## Short problem
Copy down every line where the string "title" shows up.

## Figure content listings
_ _ _
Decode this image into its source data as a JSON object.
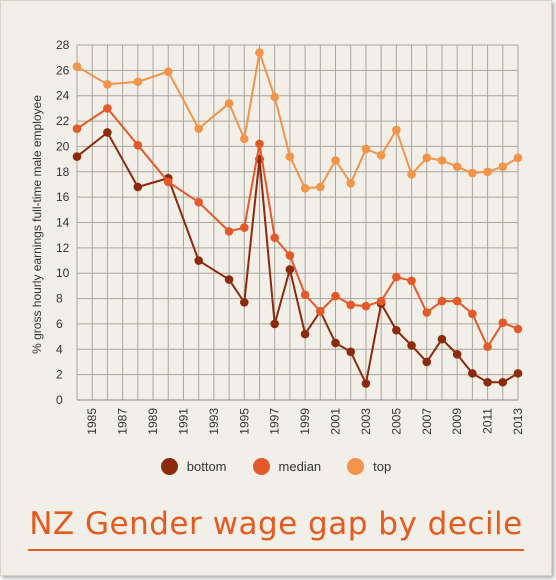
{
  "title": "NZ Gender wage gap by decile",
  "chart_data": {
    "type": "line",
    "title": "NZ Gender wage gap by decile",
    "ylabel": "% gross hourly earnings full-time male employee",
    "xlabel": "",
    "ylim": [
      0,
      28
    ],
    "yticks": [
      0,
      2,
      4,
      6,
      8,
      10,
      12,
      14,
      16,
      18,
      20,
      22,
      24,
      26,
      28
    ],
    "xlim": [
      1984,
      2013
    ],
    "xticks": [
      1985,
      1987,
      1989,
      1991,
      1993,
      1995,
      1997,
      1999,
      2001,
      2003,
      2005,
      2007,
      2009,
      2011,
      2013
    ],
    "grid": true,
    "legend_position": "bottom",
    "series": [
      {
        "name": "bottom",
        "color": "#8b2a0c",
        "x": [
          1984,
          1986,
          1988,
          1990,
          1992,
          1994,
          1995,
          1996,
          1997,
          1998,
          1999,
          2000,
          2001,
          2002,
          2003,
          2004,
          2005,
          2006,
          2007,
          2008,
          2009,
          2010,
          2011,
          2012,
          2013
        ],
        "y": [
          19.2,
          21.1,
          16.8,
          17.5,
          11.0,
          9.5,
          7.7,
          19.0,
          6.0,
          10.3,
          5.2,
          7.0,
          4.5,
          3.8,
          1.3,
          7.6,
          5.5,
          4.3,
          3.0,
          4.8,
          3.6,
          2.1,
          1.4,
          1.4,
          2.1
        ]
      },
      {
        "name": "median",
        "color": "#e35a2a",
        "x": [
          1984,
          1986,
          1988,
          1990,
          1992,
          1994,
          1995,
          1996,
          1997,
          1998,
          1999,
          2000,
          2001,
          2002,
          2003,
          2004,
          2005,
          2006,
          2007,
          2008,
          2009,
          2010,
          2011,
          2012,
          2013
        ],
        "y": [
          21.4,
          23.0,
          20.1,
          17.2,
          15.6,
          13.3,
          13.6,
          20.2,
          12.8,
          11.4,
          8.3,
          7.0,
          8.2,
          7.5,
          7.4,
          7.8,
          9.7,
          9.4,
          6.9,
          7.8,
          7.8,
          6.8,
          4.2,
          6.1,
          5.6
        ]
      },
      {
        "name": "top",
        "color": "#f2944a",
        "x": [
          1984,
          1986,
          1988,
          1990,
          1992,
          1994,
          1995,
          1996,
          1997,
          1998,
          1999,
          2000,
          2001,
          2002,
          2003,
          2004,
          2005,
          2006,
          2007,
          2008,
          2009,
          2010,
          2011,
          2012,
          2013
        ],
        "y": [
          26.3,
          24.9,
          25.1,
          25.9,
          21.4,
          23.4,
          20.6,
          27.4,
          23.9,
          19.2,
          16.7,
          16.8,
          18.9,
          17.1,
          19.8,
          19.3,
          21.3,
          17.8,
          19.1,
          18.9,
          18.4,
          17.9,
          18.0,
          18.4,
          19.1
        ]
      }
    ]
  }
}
_ _ _
## Output
  "title": "NZ Gender wage gap by decile",
    "title": "NZ Gender wage gap by decile",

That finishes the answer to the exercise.